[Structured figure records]
** BEGIN **
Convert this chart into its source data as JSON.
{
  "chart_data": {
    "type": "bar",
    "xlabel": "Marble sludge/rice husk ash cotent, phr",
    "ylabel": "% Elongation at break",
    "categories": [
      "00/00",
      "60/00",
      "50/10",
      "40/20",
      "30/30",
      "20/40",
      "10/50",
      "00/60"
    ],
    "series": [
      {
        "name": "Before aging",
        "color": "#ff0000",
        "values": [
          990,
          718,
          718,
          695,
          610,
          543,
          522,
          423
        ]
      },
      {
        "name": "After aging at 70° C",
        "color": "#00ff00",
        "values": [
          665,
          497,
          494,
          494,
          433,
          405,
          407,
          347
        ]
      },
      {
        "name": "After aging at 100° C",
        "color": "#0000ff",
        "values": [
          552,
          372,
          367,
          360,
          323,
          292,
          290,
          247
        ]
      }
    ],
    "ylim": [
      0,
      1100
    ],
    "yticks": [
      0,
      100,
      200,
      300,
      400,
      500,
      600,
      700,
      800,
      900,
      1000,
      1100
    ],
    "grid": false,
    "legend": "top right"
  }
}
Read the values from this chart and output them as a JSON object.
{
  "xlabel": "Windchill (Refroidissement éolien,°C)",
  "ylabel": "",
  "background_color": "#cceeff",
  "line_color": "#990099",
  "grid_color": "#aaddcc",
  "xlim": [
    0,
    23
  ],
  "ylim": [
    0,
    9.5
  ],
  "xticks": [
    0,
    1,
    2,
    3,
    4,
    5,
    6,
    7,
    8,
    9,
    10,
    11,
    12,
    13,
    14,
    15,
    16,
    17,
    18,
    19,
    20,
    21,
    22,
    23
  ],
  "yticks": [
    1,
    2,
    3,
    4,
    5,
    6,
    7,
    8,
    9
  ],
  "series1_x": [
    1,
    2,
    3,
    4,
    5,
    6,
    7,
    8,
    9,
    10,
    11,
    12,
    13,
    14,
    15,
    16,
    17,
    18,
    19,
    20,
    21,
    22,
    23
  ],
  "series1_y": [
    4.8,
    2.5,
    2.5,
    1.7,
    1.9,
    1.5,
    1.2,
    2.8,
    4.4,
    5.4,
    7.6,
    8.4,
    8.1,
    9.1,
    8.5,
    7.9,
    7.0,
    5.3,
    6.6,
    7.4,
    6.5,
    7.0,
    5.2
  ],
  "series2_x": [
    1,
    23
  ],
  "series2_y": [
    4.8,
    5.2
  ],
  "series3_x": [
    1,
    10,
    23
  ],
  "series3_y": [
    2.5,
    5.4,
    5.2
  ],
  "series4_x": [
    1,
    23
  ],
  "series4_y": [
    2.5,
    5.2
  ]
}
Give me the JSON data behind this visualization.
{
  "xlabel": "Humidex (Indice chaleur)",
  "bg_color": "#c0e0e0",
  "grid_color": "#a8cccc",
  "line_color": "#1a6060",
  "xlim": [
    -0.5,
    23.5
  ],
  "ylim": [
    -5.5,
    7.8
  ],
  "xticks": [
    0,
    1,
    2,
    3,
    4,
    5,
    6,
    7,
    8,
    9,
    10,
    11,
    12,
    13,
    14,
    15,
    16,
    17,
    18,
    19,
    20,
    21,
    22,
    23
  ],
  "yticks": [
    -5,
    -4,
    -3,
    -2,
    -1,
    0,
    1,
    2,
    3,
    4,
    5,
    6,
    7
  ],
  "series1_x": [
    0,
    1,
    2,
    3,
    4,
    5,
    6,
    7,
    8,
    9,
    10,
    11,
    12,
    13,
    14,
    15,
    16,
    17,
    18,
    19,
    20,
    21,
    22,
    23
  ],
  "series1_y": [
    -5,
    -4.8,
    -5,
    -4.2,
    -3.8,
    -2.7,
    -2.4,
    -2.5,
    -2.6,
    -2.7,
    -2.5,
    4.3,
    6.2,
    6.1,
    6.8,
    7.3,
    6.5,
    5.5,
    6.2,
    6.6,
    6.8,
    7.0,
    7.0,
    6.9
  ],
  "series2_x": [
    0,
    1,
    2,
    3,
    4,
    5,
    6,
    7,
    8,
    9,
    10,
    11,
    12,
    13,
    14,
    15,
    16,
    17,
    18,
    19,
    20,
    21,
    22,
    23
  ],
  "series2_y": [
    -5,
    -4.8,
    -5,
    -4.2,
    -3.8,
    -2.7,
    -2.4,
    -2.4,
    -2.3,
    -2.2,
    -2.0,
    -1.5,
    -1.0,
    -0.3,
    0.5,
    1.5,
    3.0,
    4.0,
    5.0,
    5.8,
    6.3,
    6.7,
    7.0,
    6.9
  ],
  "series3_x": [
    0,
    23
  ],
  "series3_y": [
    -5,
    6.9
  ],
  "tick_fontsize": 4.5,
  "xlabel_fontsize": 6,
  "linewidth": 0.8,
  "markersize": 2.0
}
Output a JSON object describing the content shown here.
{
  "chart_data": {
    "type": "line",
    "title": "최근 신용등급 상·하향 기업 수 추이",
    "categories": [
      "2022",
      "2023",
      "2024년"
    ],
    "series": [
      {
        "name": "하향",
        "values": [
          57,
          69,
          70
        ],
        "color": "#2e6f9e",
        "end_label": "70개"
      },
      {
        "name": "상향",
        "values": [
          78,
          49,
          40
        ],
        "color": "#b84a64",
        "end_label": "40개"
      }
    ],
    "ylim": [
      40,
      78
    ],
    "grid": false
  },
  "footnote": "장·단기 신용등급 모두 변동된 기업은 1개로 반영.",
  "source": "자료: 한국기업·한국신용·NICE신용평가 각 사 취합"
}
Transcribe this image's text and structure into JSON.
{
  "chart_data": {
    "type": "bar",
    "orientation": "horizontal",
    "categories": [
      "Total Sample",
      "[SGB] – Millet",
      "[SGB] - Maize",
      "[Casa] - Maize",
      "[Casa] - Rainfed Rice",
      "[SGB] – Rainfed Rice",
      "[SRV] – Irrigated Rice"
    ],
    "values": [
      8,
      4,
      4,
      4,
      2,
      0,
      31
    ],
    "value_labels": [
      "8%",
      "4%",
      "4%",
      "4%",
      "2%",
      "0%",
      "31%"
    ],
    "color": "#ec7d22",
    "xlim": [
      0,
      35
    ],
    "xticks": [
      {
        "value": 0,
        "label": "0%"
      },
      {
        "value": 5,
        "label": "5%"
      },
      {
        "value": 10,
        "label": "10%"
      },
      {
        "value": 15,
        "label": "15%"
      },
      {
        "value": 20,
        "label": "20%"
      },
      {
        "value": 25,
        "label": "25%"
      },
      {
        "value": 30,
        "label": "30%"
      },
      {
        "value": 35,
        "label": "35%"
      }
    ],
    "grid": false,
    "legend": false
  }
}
** END **
WHAT IS NEEDED: Repeat the records exactly, including every line.

SOLUTION BELOW:
Convert this chart into its source data as JSON.
{
  "chart_data": {
    "type": "bar",
    "xlabel": "Marble sludge/rice husk ash cotent, phr",
    "ylabel": "% Elongation at break",
    "categories": [
      "00/00",
      "60/00",
      "50/10",
      "40/20",
      "30/30",
      "20/40",
      "10/50",
      "00/60"
    ],
    "series": [
      {
        "name": "Before aging",
        "color": "#ff0000",
        "values": [
          990,
          718,
          718,
          695,
          610,
          543,
          522,
          423
        ]
      },
      {
        "name": "After aging at 70° C",
        "color": "#00ff00",
        "values": [
          665,
          497,
          494,
          494,
          433,
          405,
          407,
          347
        ]
      },
      {
        "name": "After aging at 100° C",
        "color": "#0000ff",
        "values": [
          552,
          372,
          367,
          360,
          323,
          292,
          290,
          247
        ]
      }
    ],
    "ylim": [
      0,
      1100
    ],
    "yticks": [
      0,
      100,
      200,
      300,
      400,
      500,
      600,
      700,
      800,
      900,
      1000,
      1100
    ],
    "grid": false,
    "legend": "top right"
  }
}
Read the values from this chart and output them as a JSON object.
{
  "xlabel": "Windchill (Refroidissement éolien,°C)",
  "ylabel": "",
  "background_color": "#cceeff",
  "line_color": "#990099",
  "grid_color": "#aaddcc",
  "xlim": [
    0,
    23
  ],
  "ylim": [
    0,
    9.5
  ],
  "xticks": [
    0,
    1,
    2,
    3,
    4,
    5,
    6,
    7,
    8,
    9,
    10,
    11,
    12,
    13,
    14,
    15,
    16,
    17,
    18,
    19,
    20,
    21,
    22,
    23
  ],
  "yticks": [
    1,
    2,
    3,
    4,
    5,
    6,
    7,
    8,
    9
  ],
  "series1_x": [
    1,
    2,
    3,
    4,
    5,
    6,
    7,
    8,
    9,
    10,
    11,
    12,
    13,
    14,
    15,
    16,
    17,
    18,
    19,
    20,
    21,
    22,
    23
  ],
  "series1_y": [
    4.8,
    2.5,
    2.5,
    1.7,
    1.9,
    1.5,
    1.2,
    2.8,
    4.4,
    5.4,
    7.6,
    8.4,
    8.1,
    9.1,
    8.5,
    7.9,
    7.0,
    5.3,
    6.6,
    7.4,
    6.5,
    7.0,
    5.2
  ],
  "series2_x": [
    1,
    23
  ],
  "series2_y": [
    4.8,
    5.2
  ],
  "series3_x": [
    1,
    10,
    23
  ],
  "series3_y": [
    2.5,
    5.4,
    5.2
  ],
  "series4_x": [
    1,
    23
  ],
  "series4_y": [
    2.5,
    5.2
  ]
}
Give me the JSON data behind this visualization.
{
  "xlabel": "Humidex (Indice chaleur)",
  "bg_color": "#c0e0e0",
  "grid_color": "#a8cccc",
  "line_color": "#1a6060",
  "xlim": [
    -0.5,
    23.5
  ],
  "ylim": [
    -5.5,
    7.8
  ],
  "xticks": [
    0,
    1,
    2,
    3,
    4,
    5,
    6,
    7,
    8,
    9,
    10,
    11,
    12,
    13,
    14,
    15,
    16,
    17,
    18,
    19,
    20,
    21,
    22,
    23
  ],
  "yticks": [
    -5,
    -4,
    -3,
    -2,
    -1,
    0,
    1,
    2,
    3,
    4,
    5,
    6,
    7
  ],
  "series1_x": [
    0,
    1,
    2,
    3,
    4,
    5,
    6,
    7,
    8,
    9,
    10,
    11,
    12,
    13,
    14,
    15,
    16,
    17,
    18,
    19,
    20,
    21,
    22,
    23
  ],
  "series1_y": [
    -5,
    -4.8,
    -5,
    -4.2,
    -3.8,
    -2.7,
    -2.4,
    -2.5,
    -2.6,
    -2.7,
    -2.5,
    4.3,
    6.2,
    6.1,
    6.8,
    7.3,
    6.5,
    5.5,
    6.2,
    6.6,
    6.8,
    7.0,
    7.0,
    6.9
  ],
  "series2_x": [
    0,
    1,
    2,
    3,
    4,
    5,
    6,
    7,
    8,
    9,
    10,
    11,
    12,
    13,
    14,
    15,
    16,
    17,
    18,
    19,
    20,
    21,
    22,
    23
  ],
  "series2_y": [
    -5,
    -4.8,
    -5,
    -4.2,
    -3.8,
    -2.7,
    -2.4,
    -2.4,
    -2.3,
    -2.2,
    -2.0,
    -1.5,
    -1.0,
    -0.3,
    0.5,
    1.5,
    3.0,
    4.0,
    5.0,
    5.8,
    6.3,
    6.7,
    7.0,
    6.9
  ],
  "series3_x": [
    0,
    23
  ],
  "series3_y": [
    -5,
    6.9
  ],
  "tick_fontsize": 4.5,
  "xlabel_fontsize": 6,
  "linewidth": 0.8,
  "markersize": 2.0
}
Output a JSON object describing the content shown here.
{
  "chart_data": {
    "type": "line",
    "title": "최근 신용등급 상·하향 기업 수 추이",
    "categories": [
      "2022",
      "2023",
      "2024년"
    ],
    "series": [
      {
        "name": "하향",
        "values": [
          57,
          69,
          70
        ],
        "color": "#2e6f9e",
        "end_label": "70개"
      },
      {
        "name": "상향",
        "values": [
          78,
          49,
          40
        ],
        "color": "#b84a64",
        "end_label": "40개"
      }
    ],
    "ylim": [
      40,
      78
    ],
    "grid": false
  },
  "footnote": "장·단기 신용등급 모두 변동된 기업은 1개로 반영.",
  "source": "자료: 한국기업·한국신용·NICE신용평가 각 사 취합"
}
Transcribe this image's text and structure into JSON.
{
  "chart_data": {
    "type": "bar",
    "orientation": "horizontal",
    "categories": [
      "Total Sample",
      "[SGB] – Millet",
      "[SGB] - Maize",
      "[Casa] - Maize",
      "[Casa] - Rainfed Rice",
      "[SGB] – Rainfed Rice",
      "[SRV] – Irrigated Rice"
    ],
    "values": [
      8,
      4,
      4,
      4,
      2,
      0,
      31
    ],
    "value_labels": [
      "8%",
      "4%",
      "4%",
      "4%",
      "2%",
      "0%",
      "31%"
    ],
    "color": "#ec7d22",
    "xlim": [
      0,
      35
    ],
    "xticks": [
      {
        "value": 0,
        "label": "0%"
      },
      {
        "value": 5,
        "label": "5%"
      },
      {
        "value": 10,
        "label": "10%"
      },
      {
        "value": 15,
        "label": "15%"
      },
      {
        "value": 20,
        "label": "20%"
      },
      {
        "value": 25,
        "label": "25%"
      },
      {
        "value": 30,
        "label": "30%"
      },
      {
        "value": 35,
        "label": "35%"
      }
    ],
    "grid": false,
    "legend": false
  }
}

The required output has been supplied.